:: EXERCISE ::
Pick out all lines in the listing holding the string "trên" and copy them.

:: AVAILABLE DATA ::
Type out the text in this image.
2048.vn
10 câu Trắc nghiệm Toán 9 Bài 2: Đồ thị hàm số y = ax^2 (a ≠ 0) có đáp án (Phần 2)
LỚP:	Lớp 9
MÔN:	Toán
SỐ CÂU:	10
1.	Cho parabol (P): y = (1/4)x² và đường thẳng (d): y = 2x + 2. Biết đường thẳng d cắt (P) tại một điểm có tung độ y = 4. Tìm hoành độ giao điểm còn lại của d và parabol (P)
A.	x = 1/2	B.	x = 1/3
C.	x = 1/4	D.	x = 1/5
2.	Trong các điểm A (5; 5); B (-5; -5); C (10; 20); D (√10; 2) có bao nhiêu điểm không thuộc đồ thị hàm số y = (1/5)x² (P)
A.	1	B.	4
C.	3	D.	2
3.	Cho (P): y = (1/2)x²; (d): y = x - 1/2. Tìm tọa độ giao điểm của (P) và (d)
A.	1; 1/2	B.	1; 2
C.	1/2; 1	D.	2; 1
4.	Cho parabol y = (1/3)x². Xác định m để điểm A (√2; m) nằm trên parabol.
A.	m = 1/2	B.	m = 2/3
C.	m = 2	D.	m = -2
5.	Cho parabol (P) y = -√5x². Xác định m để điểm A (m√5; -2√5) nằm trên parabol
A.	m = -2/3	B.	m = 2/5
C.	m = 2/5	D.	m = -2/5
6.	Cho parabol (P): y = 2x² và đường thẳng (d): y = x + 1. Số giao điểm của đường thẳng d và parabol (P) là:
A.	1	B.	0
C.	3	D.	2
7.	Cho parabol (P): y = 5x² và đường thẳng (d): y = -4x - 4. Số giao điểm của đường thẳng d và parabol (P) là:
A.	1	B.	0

:: COMPLETE OUTPUT ::
4.	Cho parabol y = (1/3)x². Xác định m để điểm A (√2; m) nằm trên parabol.
5.	Cho parabol (P) y = -√5x². Xác định m để điểm A (m√5; -2√5) nằm trên parabol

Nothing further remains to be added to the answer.